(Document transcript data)
>>>
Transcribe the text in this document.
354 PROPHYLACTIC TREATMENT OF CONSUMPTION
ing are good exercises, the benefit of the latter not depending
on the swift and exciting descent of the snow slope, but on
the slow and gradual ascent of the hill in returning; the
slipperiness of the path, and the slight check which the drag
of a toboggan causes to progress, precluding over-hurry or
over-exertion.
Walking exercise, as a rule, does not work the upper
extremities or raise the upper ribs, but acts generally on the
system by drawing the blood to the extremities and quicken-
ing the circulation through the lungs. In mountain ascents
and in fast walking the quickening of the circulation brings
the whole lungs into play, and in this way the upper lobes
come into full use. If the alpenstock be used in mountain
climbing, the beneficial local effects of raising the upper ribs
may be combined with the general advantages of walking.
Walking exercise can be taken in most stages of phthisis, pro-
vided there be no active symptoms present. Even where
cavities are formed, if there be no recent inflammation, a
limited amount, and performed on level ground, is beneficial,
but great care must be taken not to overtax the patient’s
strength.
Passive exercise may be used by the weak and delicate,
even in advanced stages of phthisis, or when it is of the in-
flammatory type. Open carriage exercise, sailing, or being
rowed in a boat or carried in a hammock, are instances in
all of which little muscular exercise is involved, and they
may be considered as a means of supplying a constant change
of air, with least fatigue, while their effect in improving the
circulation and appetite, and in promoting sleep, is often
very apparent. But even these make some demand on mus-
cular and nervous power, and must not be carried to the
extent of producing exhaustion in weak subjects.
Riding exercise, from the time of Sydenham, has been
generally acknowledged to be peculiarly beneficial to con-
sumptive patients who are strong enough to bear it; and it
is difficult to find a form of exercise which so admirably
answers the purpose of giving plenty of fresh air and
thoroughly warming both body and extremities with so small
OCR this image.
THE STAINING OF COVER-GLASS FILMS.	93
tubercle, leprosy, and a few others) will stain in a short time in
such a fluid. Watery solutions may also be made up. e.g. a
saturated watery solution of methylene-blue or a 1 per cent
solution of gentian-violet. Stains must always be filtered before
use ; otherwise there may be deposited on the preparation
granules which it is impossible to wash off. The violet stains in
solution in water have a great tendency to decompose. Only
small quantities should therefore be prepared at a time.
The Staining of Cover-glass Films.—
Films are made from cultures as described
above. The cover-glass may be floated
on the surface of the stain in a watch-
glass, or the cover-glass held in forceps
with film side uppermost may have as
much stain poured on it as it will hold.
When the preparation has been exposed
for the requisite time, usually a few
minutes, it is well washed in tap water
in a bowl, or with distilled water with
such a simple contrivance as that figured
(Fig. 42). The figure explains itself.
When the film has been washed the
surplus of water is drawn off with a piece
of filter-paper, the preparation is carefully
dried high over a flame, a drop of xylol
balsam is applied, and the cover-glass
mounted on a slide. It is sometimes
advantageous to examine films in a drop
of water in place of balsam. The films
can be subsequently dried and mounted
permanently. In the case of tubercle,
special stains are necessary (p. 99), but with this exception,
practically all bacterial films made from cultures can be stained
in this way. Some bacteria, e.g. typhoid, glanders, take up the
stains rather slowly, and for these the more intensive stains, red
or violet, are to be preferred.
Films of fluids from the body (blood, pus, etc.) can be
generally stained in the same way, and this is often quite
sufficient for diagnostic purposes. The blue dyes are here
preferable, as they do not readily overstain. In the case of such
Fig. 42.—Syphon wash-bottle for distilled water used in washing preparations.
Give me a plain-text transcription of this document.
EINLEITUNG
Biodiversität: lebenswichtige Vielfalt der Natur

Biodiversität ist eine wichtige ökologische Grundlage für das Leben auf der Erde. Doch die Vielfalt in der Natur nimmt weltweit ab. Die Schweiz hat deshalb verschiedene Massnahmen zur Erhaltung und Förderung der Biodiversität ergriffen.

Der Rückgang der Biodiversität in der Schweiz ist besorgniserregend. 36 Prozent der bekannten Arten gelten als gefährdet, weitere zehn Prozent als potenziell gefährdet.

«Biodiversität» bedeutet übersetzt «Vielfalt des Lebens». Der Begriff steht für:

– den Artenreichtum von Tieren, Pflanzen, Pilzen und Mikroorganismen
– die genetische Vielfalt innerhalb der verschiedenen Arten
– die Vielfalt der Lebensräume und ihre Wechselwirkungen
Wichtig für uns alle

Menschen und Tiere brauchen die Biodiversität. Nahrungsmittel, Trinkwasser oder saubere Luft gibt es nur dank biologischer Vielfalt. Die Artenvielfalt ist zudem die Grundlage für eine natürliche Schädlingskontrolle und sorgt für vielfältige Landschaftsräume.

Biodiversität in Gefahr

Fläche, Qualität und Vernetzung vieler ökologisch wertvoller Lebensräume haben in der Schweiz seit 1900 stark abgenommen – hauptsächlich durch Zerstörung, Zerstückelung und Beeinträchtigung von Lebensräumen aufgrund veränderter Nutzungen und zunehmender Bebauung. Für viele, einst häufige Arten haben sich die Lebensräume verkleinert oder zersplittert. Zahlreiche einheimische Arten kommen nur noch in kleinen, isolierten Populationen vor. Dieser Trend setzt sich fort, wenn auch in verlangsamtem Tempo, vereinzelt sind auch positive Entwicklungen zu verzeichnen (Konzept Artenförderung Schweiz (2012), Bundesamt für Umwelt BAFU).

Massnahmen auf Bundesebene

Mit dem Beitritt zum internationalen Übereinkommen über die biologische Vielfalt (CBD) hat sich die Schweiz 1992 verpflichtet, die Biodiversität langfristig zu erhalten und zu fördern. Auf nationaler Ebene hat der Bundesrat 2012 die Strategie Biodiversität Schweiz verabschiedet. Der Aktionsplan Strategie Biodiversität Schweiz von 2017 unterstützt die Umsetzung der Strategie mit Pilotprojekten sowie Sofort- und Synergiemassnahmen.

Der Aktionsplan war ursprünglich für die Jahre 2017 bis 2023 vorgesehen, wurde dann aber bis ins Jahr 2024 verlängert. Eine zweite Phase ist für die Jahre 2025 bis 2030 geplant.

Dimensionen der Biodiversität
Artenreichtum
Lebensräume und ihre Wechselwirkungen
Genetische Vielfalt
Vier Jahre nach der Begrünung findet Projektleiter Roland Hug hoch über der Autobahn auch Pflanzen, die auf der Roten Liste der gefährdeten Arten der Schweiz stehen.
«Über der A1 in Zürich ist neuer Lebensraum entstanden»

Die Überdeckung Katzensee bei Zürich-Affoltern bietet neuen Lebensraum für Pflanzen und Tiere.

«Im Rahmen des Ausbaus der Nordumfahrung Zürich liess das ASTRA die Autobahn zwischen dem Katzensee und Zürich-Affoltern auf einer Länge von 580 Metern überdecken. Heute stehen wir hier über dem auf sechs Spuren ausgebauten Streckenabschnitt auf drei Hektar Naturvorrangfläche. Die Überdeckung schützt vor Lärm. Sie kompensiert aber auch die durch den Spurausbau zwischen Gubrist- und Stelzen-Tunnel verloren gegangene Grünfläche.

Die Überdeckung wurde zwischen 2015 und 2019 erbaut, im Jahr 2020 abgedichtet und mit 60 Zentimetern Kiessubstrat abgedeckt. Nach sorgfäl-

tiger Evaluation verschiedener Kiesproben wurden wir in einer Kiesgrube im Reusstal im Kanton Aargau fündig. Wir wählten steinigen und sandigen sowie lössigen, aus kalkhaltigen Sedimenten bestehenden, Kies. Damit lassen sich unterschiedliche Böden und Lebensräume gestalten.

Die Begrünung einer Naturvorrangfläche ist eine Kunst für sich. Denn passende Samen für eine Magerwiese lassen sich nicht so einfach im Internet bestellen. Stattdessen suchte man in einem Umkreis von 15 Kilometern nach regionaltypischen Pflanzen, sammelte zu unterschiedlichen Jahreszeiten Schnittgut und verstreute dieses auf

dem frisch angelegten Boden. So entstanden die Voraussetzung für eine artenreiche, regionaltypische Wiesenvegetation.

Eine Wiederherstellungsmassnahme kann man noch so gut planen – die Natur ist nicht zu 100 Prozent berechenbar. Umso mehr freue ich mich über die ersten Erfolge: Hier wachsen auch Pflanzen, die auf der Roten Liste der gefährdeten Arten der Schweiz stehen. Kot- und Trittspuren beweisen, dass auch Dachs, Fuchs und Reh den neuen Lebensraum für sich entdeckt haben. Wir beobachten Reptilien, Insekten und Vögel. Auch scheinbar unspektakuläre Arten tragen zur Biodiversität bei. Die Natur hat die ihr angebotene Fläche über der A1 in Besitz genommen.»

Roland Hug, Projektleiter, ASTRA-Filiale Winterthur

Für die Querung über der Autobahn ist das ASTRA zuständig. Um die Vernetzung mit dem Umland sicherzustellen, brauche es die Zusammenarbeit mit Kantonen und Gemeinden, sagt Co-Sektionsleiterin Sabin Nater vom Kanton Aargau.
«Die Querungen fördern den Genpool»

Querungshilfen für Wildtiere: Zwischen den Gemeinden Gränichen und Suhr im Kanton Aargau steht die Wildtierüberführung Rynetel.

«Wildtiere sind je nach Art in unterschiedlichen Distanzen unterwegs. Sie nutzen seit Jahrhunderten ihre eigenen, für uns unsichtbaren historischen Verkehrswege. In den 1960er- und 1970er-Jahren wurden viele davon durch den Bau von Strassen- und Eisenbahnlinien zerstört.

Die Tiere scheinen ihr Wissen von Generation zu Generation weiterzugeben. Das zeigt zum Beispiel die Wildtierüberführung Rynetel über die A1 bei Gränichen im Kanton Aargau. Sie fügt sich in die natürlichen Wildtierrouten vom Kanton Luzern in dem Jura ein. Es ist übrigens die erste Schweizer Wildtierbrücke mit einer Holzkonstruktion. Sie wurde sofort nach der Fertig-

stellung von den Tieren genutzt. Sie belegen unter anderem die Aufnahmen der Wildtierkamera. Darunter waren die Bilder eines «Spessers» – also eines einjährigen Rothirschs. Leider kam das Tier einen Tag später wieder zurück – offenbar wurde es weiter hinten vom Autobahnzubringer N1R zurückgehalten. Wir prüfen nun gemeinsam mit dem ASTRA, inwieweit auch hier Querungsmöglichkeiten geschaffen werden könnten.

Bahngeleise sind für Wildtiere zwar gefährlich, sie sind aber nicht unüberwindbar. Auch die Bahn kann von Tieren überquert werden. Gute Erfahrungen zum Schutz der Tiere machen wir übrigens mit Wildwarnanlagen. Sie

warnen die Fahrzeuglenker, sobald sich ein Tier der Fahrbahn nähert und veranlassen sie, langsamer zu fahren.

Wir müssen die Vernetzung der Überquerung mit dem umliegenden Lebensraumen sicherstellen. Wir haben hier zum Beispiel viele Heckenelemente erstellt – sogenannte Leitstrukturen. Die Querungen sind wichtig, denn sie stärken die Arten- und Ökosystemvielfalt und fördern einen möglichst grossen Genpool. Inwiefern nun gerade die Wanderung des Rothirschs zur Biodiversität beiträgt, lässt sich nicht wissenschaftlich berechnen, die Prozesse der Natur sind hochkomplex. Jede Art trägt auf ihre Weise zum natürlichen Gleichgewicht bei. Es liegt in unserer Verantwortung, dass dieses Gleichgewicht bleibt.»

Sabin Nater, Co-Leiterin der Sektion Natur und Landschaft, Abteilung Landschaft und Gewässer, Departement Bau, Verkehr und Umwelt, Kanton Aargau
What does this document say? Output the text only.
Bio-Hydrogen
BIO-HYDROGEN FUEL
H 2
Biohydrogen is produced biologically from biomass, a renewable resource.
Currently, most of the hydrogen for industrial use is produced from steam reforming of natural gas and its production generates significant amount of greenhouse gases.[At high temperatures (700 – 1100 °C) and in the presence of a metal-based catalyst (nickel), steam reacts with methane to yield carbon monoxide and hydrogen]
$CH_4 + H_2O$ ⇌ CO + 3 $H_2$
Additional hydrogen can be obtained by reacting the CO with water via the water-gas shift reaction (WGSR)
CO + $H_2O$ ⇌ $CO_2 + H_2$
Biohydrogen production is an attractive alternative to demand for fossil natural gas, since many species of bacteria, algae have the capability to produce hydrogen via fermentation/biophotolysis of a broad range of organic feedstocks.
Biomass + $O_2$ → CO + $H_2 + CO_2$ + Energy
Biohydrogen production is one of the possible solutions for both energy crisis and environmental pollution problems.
<<<
(WHAT THE TASK ASKS): Reproduce verbatim the stretch of lines beginning with the one containing "What does this" and ending at the close of the entries above.

(ANSWER FOR THE TASK):
What does this document say? Output the text only.
Bio-Hydrogen
BIO-HYDROGEN FUEL
H 2
Biohydrogen is produced biologically from biomass, a renewable resource.
Currently, most of the hydrogen for industrial use is produced from steam reforming of natural gas and its production generates significant amount of greenhouse gases.[At high temperatures (700 – 1100 °C) and in the presence of a metal-based catalyst (nickel), steam reacts with methane to yield carbon monoxide and hydrogen]
$CH_4 + H_2O$ ⇌ CO + 3 $H_2$
Additional hydrogen can be obtained by reacting the CO with water via the water-gas shift reaction (WGSR)
CO + $H_2O$ ⇌ $CO_2 + H_2$
Biohydrogen production is an attractive alternative to demand for fossil natural gas, since many species of bacteria, algae have the capability to produce hydrogen via fermentation/biophotolysis of a broad range of organic feedstocks.
Biomass + $O_2$ → CO + $H_2 + CO_2$ + Energy
Biohydrogen production is one of the possible solutions for both energy crisis and environmental pollution problems.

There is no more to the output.